**What needs to be done**
Find every line in the records below that contains the word "本地磁盘", and copy each such line.

**Material for this task**
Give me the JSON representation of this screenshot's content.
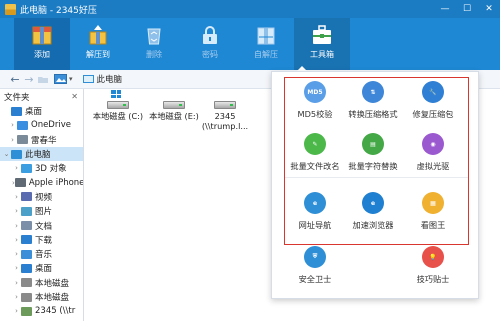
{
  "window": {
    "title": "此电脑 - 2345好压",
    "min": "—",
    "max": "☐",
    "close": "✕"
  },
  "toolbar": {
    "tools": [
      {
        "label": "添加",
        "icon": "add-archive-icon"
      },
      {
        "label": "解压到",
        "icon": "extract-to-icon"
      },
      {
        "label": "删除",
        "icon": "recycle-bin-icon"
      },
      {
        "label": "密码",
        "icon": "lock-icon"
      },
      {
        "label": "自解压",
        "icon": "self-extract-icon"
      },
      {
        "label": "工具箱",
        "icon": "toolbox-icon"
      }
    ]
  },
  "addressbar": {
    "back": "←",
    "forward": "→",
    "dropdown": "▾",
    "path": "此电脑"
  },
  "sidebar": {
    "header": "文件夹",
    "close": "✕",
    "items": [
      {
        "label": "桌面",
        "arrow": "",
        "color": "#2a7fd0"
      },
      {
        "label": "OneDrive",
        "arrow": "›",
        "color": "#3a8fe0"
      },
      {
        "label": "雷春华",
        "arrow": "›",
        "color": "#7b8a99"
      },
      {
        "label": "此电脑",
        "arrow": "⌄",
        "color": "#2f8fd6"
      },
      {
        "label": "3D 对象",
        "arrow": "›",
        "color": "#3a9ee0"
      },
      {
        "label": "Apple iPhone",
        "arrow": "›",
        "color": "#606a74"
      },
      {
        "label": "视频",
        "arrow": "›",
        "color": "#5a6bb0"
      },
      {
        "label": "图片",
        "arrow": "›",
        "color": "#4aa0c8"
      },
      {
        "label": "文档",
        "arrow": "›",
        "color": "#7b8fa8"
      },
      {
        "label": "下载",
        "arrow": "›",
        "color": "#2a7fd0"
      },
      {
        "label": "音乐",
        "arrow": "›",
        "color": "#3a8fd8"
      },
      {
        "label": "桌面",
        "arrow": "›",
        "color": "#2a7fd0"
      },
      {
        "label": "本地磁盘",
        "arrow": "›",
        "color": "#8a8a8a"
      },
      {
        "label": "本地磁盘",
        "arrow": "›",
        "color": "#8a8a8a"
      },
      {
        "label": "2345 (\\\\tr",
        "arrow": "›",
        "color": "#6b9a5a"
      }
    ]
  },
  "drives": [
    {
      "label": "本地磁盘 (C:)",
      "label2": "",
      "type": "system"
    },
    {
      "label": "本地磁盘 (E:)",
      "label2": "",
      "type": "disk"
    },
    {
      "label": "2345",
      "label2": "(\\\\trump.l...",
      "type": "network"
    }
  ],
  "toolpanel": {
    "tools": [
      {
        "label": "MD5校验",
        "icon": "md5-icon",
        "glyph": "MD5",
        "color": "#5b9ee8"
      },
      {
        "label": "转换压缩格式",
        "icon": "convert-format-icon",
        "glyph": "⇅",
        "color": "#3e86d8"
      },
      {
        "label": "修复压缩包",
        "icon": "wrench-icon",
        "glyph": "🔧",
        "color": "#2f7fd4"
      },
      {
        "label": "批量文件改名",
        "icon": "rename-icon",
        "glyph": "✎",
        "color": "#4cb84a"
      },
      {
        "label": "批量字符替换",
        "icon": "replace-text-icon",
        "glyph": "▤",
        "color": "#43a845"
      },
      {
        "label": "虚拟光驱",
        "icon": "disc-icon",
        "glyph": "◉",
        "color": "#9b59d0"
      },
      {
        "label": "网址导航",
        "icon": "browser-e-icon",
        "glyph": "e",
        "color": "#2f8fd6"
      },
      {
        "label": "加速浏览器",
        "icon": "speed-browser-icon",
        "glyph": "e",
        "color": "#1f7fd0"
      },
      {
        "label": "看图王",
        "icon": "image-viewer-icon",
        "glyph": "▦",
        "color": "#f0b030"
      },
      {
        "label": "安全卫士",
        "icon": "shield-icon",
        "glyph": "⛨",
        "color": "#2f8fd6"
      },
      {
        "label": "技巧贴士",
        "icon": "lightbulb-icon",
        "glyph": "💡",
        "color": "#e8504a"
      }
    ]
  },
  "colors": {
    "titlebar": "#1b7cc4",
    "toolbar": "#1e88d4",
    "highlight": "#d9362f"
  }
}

**Worked solution**
        "label": "本地磁盘",
        "label": "本地磁盘",
      "label": "本地磁盘 (C:)",
      "label": "本地磁盘 (E:)",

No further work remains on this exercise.